What you should do
Scan the records for the string "when"; copy each line where it occurs.

* Begin *

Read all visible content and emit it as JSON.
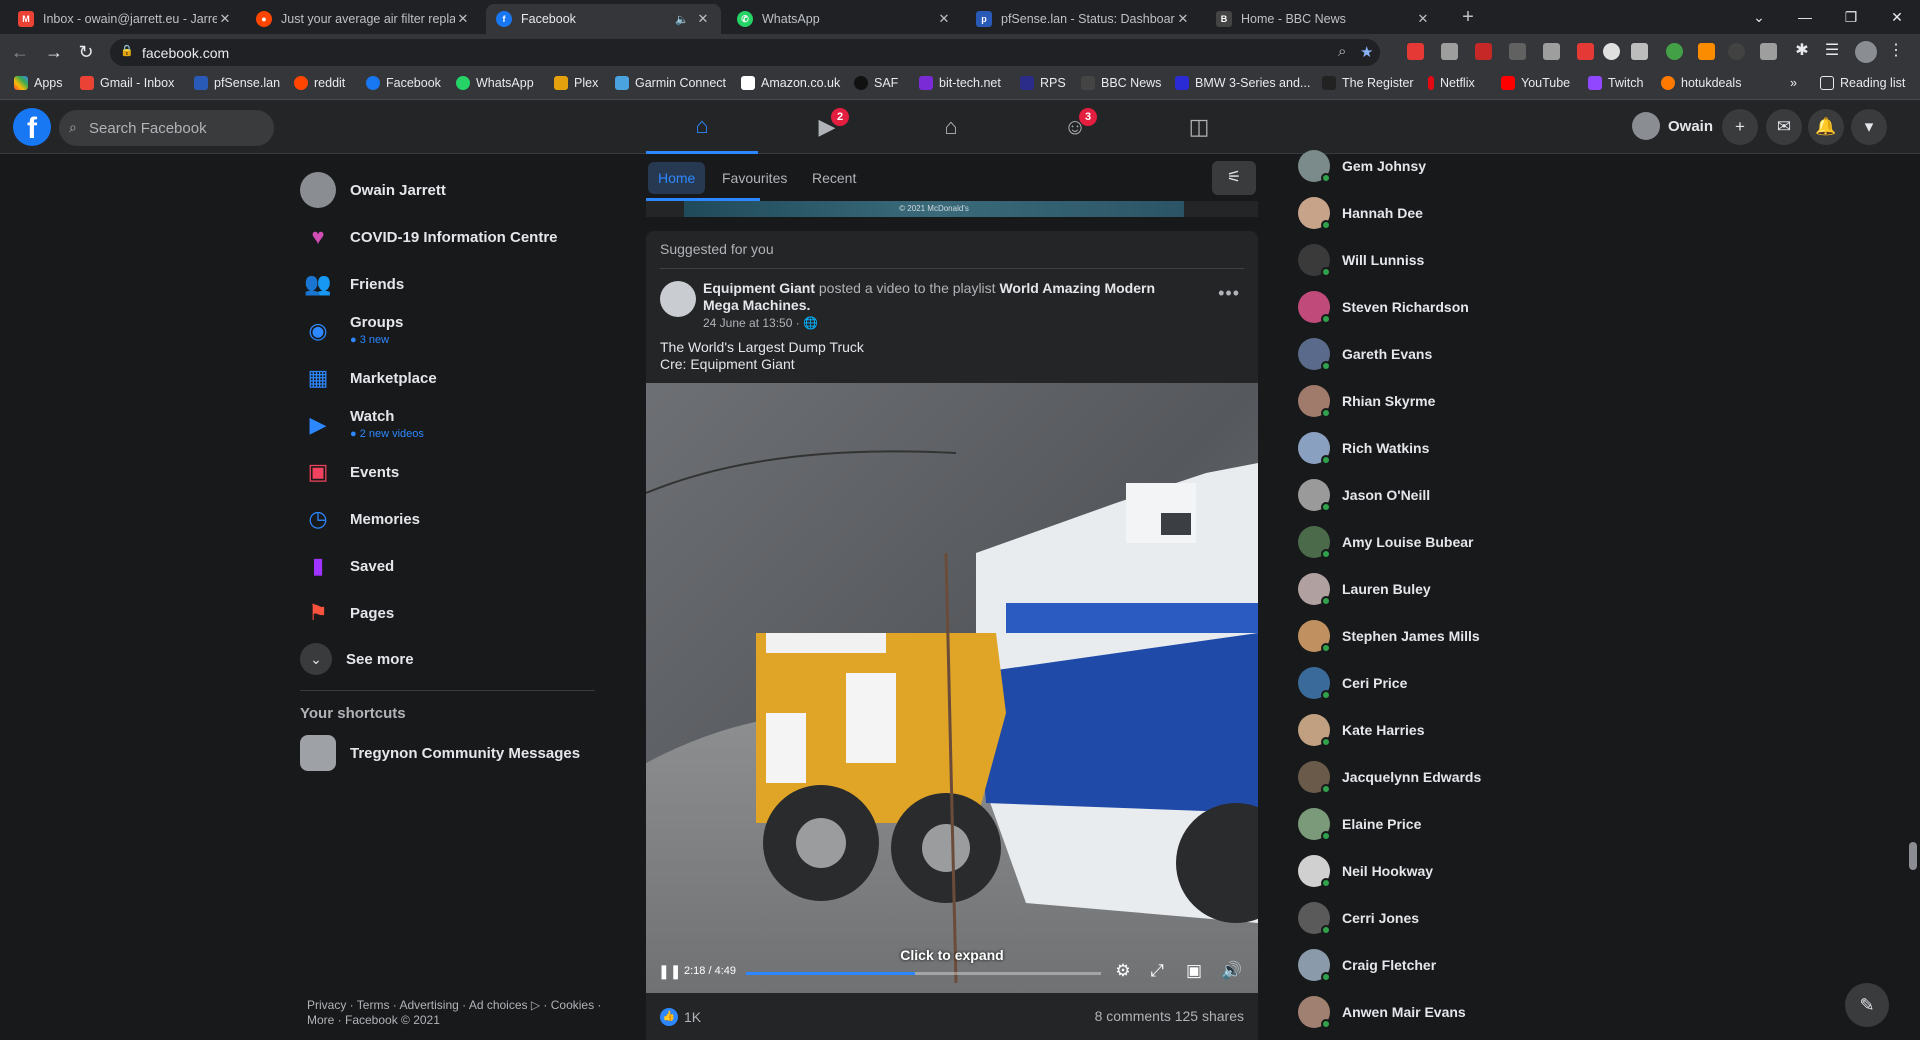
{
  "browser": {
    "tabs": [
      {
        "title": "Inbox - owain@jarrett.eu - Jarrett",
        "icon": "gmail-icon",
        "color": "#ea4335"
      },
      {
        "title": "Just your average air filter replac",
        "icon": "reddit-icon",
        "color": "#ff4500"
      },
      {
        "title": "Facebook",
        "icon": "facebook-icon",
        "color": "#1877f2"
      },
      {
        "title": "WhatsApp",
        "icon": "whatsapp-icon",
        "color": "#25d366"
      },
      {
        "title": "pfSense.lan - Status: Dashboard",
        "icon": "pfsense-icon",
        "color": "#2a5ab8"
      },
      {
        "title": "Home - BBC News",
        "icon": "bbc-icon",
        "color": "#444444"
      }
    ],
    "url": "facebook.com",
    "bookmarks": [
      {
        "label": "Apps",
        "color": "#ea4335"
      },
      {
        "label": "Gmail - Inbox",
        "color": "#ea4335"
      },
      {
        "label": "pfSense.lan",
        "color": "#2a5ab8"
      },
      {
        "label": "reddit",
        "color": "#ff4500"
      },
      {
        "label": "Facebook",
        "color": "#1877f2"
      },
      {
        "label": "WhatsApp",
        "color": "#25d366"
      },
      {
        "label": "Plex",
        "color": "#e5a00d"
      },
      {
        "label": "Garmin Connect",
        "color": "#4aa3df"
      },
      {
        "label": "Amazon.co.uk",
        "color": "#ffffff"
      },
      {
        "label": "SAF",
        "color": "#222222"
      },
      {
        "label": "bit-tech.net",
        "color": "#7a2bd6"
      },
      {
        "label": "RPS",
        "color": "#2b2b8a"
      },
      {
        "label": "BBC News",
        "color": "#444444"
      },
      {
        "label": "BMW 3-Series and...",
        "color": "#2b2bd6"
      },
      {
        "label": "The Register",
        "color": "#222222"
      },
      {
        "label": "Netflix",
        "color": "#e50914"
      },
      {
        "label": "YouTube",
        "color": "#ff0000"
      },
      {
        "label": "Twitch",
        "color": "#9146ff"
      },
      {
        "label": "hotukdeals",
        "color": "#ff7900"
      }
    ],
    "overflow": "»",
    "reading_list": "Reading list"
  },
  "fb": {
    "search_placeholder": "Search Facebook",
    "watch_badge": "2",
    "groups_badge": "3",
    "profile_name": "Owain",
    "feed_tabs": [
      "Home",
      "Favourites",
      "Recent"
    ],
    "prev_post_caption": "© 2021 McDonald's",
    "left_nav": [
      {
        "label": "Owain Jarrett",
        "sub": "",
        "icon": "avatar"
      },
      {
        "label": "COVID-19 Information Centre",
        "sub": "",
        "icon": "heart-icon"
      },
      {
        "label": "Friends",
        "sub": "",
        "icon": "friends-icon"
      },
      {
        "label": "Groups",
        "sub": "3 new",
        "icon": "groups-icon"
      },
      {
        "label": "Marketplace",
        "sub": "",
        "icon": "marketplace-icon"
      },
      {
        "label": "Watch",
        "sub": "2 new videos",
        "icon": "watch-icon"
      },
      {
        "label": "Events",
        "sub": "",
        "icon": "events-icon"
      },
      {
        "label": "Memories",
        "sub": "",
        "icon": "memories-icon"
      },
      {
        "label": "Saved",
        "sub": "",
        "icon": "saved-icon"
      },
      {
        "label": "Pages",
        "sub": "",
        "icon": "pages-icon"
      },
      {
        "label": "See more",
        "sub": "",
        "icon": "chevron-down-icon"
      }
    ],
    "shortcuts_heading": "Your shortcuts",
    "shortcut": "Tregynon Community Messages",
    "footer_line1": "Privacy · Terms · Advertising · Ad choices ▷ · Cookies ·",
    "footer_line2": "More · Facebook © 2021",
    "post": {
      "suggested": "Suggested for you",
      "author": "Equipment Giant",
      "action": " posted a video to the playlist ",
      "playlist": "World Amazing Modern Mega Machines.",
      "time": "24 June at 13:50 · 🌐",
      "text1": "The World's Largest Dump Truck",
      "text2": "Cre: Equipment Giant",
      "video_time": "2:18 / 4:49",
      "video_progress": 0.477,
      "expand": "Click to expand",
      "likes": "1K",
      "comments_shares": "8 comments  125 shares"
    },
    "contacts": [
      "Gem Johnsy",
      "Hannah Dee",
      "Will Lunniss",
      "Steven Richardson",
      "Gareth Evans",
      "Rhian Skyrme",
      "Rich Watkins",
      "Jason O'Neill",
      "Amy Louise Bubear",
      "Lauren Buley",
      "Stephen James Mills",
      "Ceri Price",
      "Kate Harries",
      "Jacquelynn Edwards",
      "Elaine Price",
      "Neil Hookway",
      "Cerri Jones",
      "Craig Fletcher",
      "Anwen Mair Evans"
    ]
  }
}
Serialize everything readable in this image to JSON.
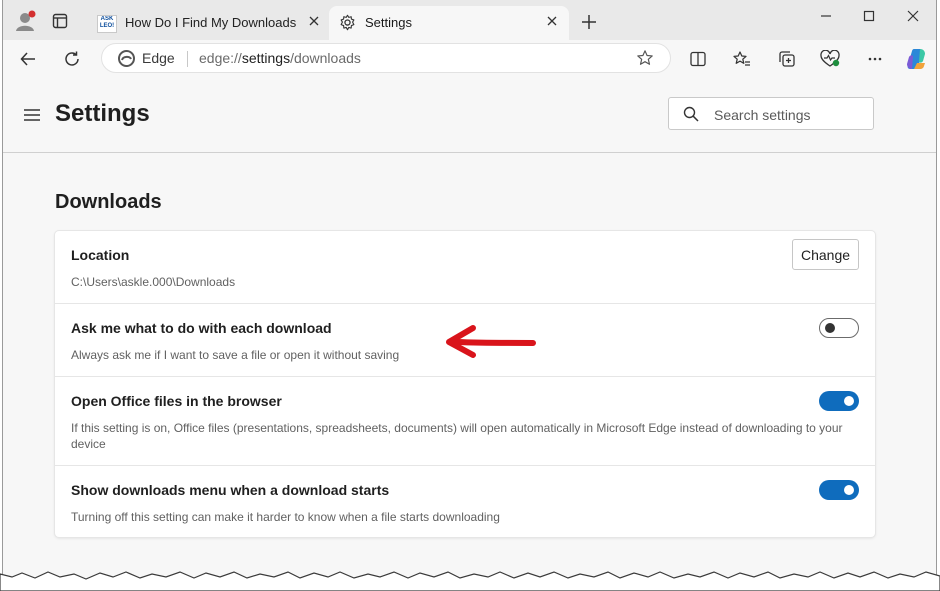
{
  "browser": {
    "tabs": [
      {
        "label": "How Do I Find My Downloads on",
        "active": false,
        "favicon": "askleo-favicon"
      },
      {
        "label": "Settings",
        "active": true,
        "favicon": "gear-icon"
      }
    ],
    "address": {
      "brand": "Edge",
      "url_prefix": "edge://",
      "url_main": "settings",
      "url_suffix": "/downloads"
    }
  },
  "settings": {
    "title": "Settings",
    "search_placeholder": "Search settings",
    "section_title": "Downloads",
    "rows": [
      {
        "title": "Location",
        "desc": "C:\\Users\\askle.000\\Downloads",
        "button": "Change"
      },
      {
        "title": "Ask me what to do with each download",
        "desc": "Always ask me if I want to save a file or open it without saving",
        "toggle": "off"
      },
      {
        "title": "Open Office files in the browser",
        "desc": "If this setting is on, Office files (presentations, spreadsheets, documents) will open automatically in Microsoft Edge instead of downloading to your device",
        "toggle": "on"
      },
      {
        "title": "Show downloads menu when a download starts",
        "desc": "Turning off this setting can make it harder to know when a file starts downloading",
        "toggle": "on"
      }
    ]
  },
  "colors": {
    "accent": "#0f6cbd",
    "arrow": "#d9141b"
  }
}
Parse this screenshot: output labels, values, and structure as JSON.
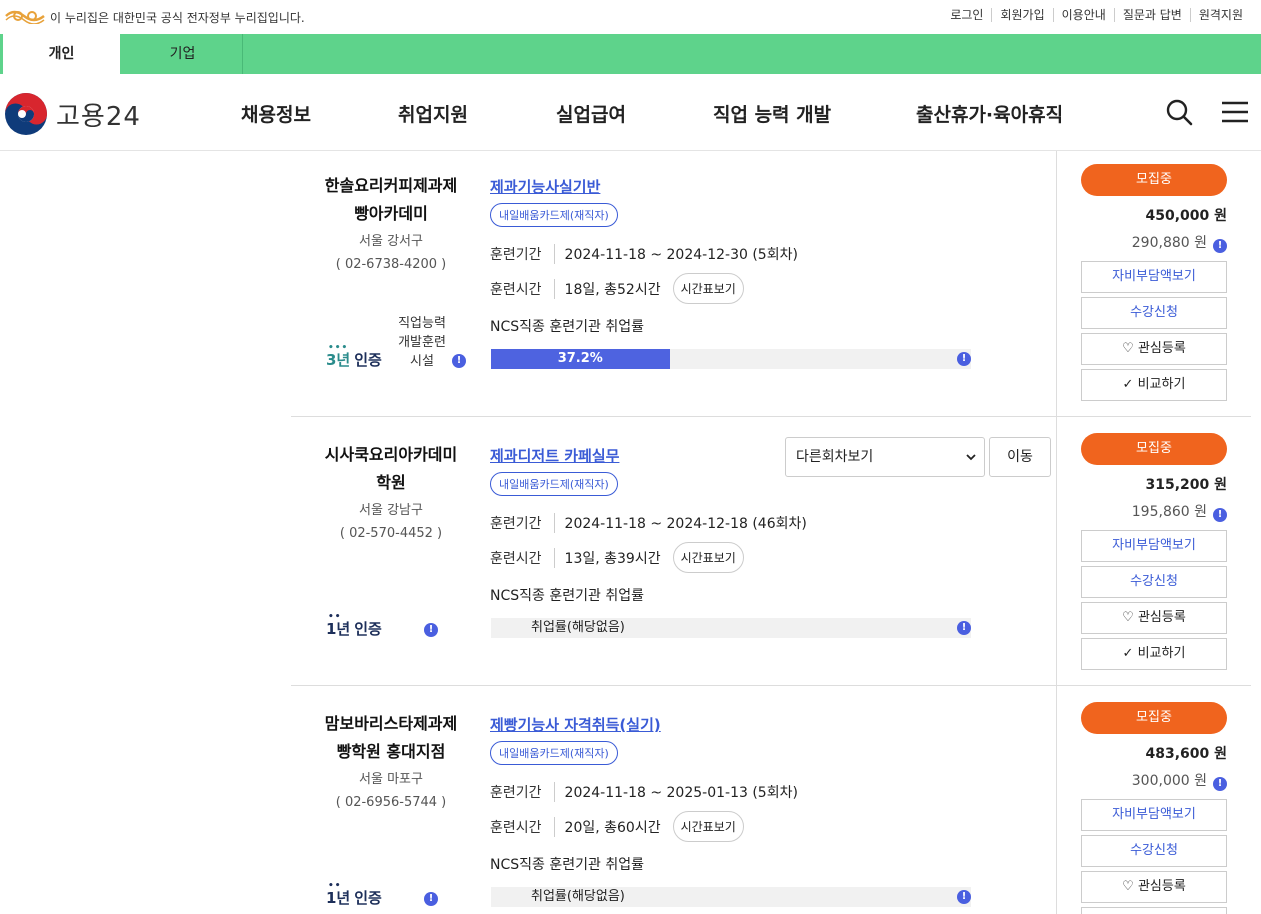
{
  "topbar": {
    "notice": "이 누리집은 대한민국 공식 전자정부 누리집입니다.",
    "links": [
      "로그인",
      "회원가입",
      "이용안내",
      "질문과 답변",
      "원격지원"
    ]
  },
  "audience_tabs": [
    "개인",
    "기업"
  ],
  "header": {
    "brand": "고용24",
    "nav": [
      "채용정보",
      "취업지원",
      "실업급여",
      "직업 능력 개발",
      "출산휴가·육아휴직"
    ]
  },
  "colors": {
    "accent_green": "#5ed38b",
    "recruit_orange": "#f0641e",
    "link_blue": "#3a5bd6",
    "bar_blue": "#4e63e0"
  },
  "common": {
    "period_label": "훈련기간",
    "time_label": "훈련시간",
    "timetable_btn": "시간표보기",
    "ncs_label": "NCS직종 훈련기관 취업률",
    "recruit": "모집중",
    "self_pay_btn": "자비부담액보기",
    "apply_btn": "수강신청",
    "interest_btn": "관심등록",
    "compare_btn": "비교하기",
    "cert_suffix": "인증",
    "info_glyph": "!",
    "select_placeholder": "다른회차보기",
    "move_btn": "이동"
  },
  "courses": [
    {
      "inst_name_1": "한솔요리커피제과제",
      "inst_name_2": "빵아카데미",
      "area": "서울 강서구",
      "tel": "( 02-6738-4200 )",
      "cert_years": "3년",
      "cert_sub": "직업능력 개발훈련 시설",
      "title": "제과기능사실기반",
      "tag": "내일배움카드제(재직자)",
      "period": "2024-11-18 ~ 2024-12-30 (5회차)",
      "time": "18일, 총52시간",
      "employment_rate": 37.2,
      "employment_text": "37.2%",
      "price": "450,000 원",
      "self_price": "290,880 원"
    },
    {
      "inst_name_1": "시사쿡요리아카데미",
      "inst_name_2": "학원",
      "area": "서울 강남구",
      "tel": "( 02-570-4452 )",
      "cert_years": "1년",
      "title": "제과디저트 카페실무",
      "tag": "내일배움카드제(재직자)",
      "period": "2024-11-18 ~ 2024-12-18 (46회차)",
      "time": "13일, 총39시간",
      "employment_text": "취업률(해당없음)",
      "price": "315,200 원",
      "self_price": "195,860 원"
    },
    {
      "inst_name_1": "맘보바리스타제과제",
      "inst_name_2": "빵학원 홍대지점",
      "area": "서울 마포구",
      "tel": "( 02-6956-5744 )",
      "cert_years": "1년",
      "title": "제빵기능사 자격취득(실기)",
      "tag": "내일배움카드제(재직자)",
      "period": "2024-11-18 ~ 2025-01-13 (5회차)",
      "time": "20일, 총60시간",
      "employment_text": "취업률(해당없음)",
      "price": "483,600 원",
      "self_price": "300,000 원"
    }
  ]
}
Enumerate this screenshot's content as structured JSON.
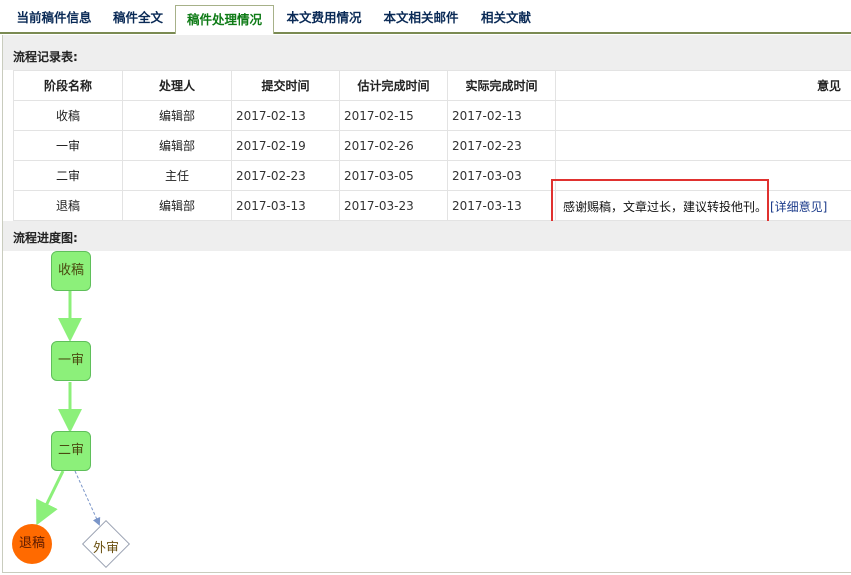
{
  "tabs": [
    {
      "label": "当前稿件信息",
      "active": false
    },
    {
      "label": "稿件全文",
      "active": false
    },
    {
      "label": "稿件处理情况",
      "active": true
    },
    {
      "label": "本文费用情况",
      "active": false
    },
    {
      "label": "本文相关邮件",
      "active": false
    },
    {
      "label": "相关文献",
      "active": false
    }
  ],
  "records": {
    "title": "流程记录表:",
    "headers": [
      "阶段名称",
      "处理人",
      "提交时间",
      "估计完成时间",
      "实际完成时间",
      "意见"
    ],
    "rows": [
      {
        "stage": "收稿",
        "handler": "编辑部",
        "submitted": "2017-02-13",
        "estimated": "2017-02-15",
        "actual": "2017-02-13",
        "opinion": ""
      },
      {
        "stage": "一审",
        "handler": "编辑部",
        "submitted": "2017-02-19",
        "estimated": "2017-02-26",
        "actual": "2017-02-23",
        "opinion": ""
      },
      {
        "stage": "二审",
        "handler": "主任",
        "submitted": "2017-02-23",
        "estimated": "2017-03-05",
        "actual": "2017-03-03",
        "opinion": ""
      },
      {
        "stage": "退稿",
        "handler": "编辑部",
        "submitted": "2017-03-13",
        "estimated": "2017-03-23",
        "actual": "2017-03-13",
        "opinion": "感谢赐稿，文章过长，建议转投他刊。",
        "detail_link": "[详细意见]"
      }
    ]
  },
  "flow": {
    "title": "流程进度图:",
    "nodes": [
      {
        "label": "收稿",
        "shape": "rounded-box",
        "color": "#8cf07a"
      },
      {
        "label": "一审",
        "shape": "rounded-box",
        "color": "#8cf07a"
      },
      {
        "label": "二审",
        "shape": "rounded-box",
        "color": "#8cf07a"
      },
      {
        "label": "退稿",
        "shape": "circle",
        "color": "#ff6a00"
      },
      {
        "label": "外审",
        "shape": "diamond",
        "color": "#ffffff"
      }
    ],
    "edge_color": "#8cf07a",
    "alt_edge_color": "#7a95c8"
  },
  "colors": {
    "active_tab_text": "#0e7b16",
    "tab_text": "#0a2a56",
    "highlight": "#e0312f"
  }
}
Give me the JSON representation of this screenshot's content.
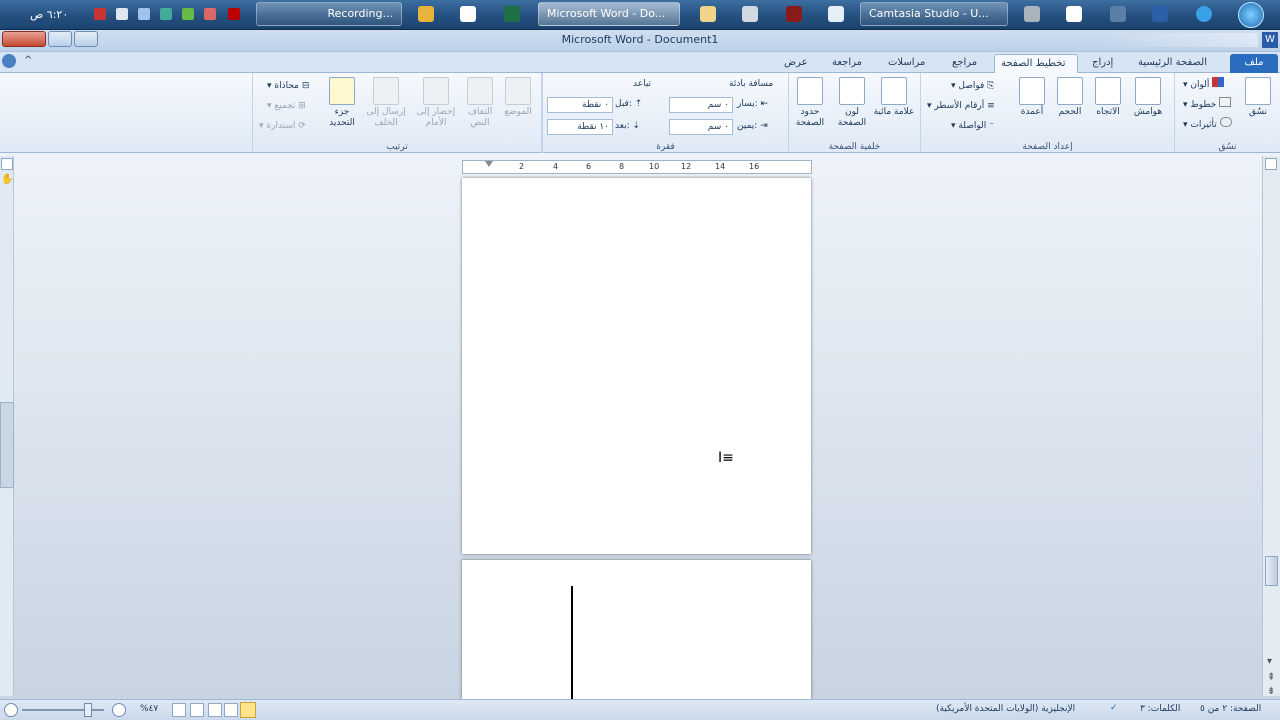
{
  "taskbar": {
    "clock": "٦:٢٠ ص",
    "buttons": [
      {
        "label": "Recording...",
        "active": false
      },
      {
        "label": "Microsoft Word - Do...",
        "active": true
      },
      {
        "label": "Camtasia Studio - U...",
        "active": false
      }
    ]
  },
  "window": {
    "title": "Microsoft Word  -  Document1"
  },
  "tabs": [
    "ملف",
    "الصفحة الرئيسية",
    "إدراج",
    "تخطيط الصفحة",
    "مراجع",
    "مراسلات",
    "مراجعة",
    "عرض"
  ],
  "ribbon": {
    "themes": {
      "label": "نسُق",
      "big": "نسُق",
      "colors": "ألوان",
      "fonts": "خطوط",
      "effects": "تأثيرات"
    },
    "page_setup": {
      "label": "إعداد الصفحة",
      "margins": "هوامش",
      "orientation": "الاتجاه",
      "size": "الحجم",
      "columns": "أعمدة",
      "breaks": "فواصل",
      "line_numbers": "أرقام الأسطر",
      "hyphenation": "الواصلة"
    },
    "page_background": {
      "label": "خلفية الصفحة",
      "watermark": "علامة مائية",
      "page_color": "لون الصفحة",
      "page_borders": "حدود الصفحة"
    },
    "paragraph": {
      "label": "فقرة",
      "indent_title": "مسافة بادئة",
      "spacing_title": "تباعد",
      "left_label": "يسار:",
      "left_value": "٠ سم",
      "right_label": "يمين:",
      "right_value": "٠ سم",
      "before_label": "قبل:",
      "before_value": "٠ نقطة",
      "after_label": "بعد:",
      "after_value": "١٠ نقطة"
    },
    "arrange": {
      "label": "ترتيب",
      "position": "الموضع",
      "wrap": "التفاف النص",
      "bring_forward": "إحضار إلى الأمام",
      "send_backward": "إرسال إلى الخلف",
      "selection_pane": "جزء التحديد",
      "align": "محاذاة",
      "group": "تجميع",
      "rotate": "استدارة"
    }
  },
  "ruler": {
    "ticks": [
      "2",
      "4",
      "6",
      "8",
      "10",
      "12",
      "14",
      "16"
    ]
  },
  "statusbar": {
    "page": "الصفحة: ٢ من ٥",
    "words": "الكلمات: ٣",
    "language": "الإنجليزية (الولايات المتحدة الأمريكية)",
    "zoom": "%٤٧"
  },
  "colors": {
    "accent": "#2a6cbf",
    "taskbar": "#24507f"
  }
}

* End *

Expected answer
        "title": "Show downloads menu when a download starts",
        "desc": "Turning off this setting can make it harder to know when a file starts downloading",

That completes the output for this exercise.